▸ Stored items
##############################

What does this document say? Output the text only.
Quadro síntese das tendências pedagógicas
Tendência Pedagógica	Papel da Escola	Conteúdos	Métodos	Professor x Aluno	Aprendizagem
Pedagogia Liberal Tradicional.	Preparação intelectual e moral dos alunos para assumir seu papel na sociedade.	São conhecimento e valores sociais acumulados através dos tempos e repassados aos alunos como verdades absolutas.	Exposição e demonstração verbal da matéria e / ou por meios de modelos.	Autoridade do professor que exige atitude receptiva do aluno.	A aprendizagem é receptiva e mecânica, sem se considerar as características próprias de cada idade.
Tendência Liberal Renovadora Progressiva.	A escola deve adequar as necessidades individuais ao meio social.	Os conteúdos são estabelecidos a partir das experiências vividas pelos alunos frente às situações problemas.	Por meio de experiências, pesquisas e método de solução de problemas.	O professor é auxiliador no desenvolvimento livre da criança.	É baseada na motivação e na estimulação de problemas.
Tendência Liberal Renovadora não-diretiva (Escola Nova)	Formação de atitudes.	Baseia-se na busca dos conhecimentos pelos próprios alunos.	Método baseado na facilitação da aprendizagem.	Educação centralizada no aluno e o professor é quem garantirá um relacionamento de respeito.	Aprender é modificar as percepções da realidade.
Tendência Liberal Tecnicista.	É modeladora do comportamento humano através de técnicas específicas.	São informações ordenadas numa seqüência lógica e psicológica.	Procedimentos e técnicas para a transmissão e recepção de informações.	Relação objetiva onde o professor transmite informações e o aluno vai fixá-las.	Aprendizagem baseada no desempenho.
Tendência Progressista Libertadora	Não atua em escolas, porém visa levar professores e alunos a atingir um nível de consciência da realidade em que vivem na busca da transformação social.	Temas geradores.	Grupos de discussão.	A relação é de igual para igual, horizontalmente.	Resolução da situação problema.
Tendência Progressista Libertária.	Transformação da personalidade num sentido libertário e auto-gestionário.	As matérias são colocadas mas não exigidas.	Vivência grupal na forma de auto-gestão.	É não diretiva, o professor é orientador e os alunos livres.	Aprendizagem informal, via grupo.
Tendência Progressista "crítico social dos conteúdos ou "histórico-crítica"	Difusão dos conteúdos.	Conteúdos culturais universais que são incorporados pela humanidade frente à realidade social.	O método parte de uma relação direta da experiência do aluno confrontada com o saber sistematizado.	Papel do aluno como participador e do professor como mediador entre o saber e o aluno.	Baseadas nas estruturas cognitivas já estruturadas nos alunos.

##############################

▸ WHAT YOU ARE ASKED TO DO
Select all lines in the listing above where the word "diretiva" appears, and show them.

▸ WRITTEN ANSWER
Tendência Liberal Renovadora não-diretiva (Escola Nova)	Formação de atitudes.	Baseia-se na busca dos conhecimentos pelos próprios alunos.	Método baseado na facilitação da aprendizagem.	Educação centralizada no aluno e o professor é quem garantirá um relacionamento de respeito.	Aprender é modificar as percepções da realidade.
Tendência Progressista Libertária.	Transformação da personalidade num sentido libertário e auto-gestionário.	As matérias são colocadas mas não exigidas.	Vivência grupal na forma de auto-gestão.	É não diretiva, o professor é orientador e os alunos livres.	Aprendizagem informal, via grupo.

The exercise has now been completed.